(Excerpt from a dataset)
------------------------------------------------

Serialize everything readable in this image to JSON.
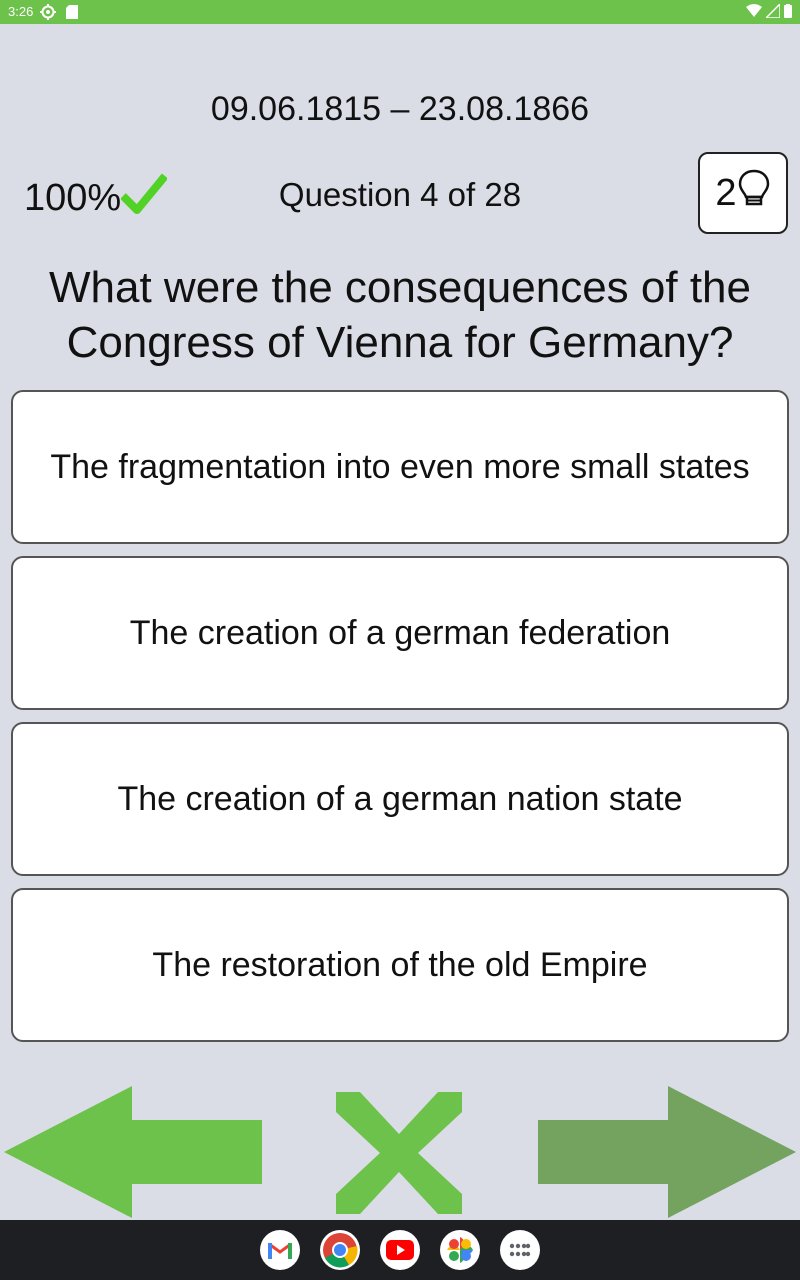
{
  "status_bar": {
    "time": "3:26"
  },
  "header": {
    "date_range": "09.06.1815 – 23.08.1866",
    "score": "100%",
    "question_counter": "Question 4 of 28",
    "hint_count": "2"
  },
  "question": {
    "text_line1": "What were the consequences of the",
    "text_line2": "Congress of Vienna for Germany?"
  },
  "answers": [
    {
      "label": "The fragmentation into even more small states"
    },
    {
      "label": "The creation of a german federation"
    },
    {
      "label": "The creation of a german nation state"
    },
    {
      "label": "The restoration of the old Empire"
    }
  ],
  "navigation": {
    "back_icon": "arrow-left-icon",
    "close_icon": "close-x-icon",
    "forward_icon": "arrow-right-icon"
  },
  "taskbar": {
    "apps": [
      "gmail-icon",
      "chrome-icon",
      "youtube-icon",
      "photos-icon",
      "app-drawer-icon"
    ]
  },
  "colors": {
    "accent_green": "#6cc24a",
    "forward_green": "#74a360",
    "background": "#dadde6"
  }
}
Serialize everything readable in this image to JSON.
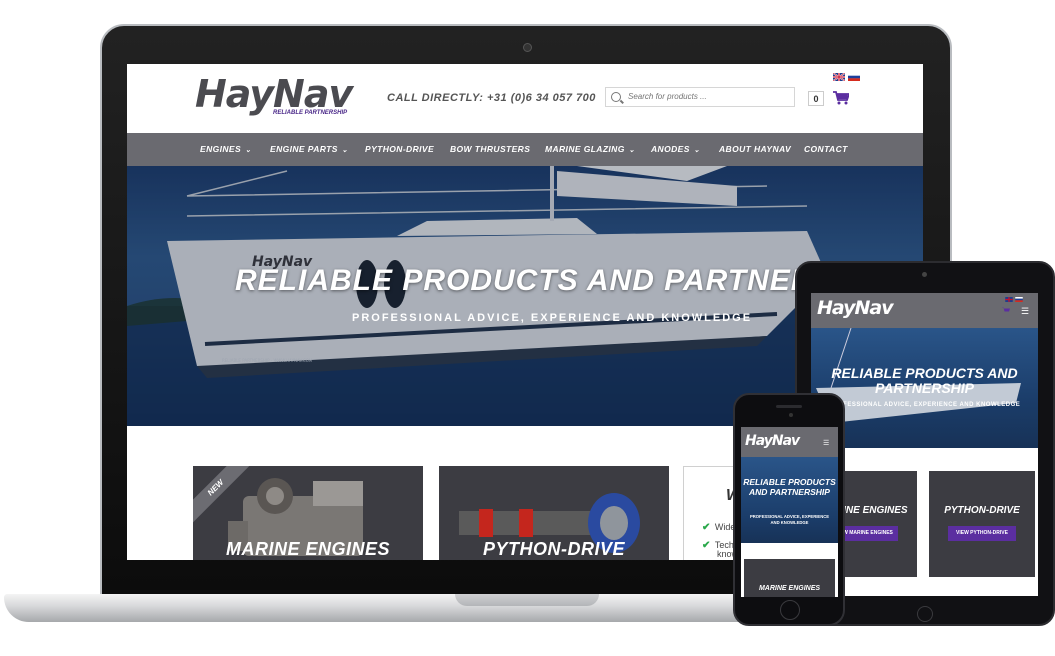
{
  "site": {
    "logo": "HayNav",
    "tagline": "RELIABLE PARTNERSHIP",
    "call_prefix": "CALL DIRECTLY:",
    "phone": "+31 (0)6 34 057 700",
    "search_placeholder": "Search for products ...",
    "cart_count": "0",
    "languages": [
      "English",
      "Russian"
    ]
  },
  "nav": {
    "items": [
      {
        "label": "ENGINES",
        "has_dropdown": true
      },
      {
        "label": "ENGINE PARTS",
        "has_dropdown": true
      },
      {
        "label": "PYTHON-DRIVE",
        "has_dropdown": false
      },
      {
        "label": "BOW THRUSTERS",
        "has_dropdown": false
      },
      {
        "label": "MARINE GLAZING",
        "has_dropdown": true
      },
      {
        "label": "ANODES",
        "has_dropdown": true
      },
      {
        "label": "ABOUT HAYNAV",
        "has_dropdown": false
      },
      {
        "label": "CONTACT",
        "has_dropdown": false
      }
    ]
  },
  "hero": {
    "title": "RELIABLE PRODUCTS AND PARTNERSHIP",
    "title_tablet": "RELIABLE PRODUCTS AND PARTNERSHIP",
    "title_phone": "RELIABLE PRODUCTS AND PARTNERSHIP",
    "subtitle": "PROFESSIONAL ADVICE, EXPERIENCE AND KNOWLEDGE",
    "subtitle_phone": "PROFESSIONAL ADVICE, EXPERIENCE AND KNOWLEDGE",
    "boat_name": "HayNav",
    "boat_hull_text": "RELIABLE PARTNERSHIP - WWW.HAYNAV.COM"
  },
  "cards": [
    {
      "label": "MARINE ENGINES",
      "ribbon": "NEW",
      "button": "VIEW MARINE ENGINES"
    },
    {
      "label": "PYTHON-DRIVE",
      "button": "VIEW PYTHON-DRIVE"
    }
  ],
  "why_box": {
    "title_fragment": "W",
    "lines": [
      "Wide",
      "Tech",
      "know"
    ]
  },
  "colors": {
    "nav_bg": "#6a6a70",
    "accent_purple": "#5b2ea0",
    "check_green": "#2aa84a",
    "logo_gray": "#4b4b50"
  }
}
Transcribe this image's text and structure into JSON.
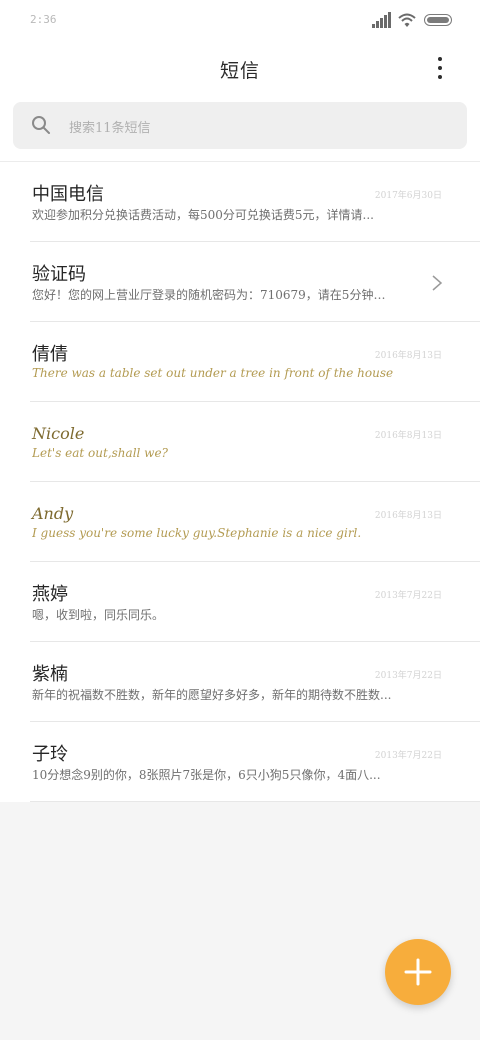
{
  "status_bar": {
    "time": "2:36",
    "icons": [
      "signal-icon",
      "wifi-icon",
      "battery-icon"
    ]
  },
  "header": {
    "title": "短信",
    "more_icon": "more-vertical-icon"
  },
  "search": {
    "placeholder": "搜索11条短信",
    "icon": "search-icon"
  },
  "messages": [
    {
      "name": "中国电信",
      "date": "2017年6月30日",
      "preview": "欢迎参加积分兑换话费活动，每500分可兑换话费5元，详情请...",
      "latin": false,
      "chevron": false
    },
    {
      "name": "验证码",
      "date": "",
      "preview": "您好！您的网上营业厅登录的随机密码为：710679，请在5分钟内...",
      "latin": false,
      "chevron": true
    },
    {
      "name": "倩倩",
      "date": "2016年8月13日",
      "preview": "There was a table set out under a tree in front of the house",
      "latin": true,
      "chevron": false
    },
    {
      "name": "Nicole",
      "date": "2016年8月13日",
      "preview": "Let's eat out,shall we?",
      "latin": true,
      "chevron": false
    },
    {
      "name": "Andy",
      "date": "2016年8月13日",
      "preview": "I guess you're some lucky guy.Stephanie is a nice girl.",
      "latin": true,
      "chevron": false
    },
    {
      "name": "燕婷",
      "date": "2013年7月22日",
      "preview": "嗯，收到啦，同乐同乐。",
      "latin": false,
      "chevron": false
    },
    {
      "name": "紫楠",
      "date": "2013年7月22日",
      "preview": "新年的祝福数不胜数，新年的愿望好多好多，新年的期待数不胜数...",
      "latin": false,
      "chevron": false
    },
    {
      "name": "子玲",
      "date": "2013年7月22日",
      "preview": "10分想念9别的你，8张照片7张是你，6只小狗5只像你，4面八...",
      "latin": false,
      "chevron": false
    }
  ],
  "fab": {
    "icon": "plus-icon"
  },
  "colors": {
    "accent": "#f7ad3c",
    "background": "#f5f5f5",
    "card": "#ffffff"
  }
}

------------------------------------------------

= WHAT YOU HAVE TO DO =
Show the lines of the data that hold the word "creation".

= SOLUTION TO THIS EXERCISE =
      "label": "The creation of a german federation"
      "label": "The creation of a german nation state"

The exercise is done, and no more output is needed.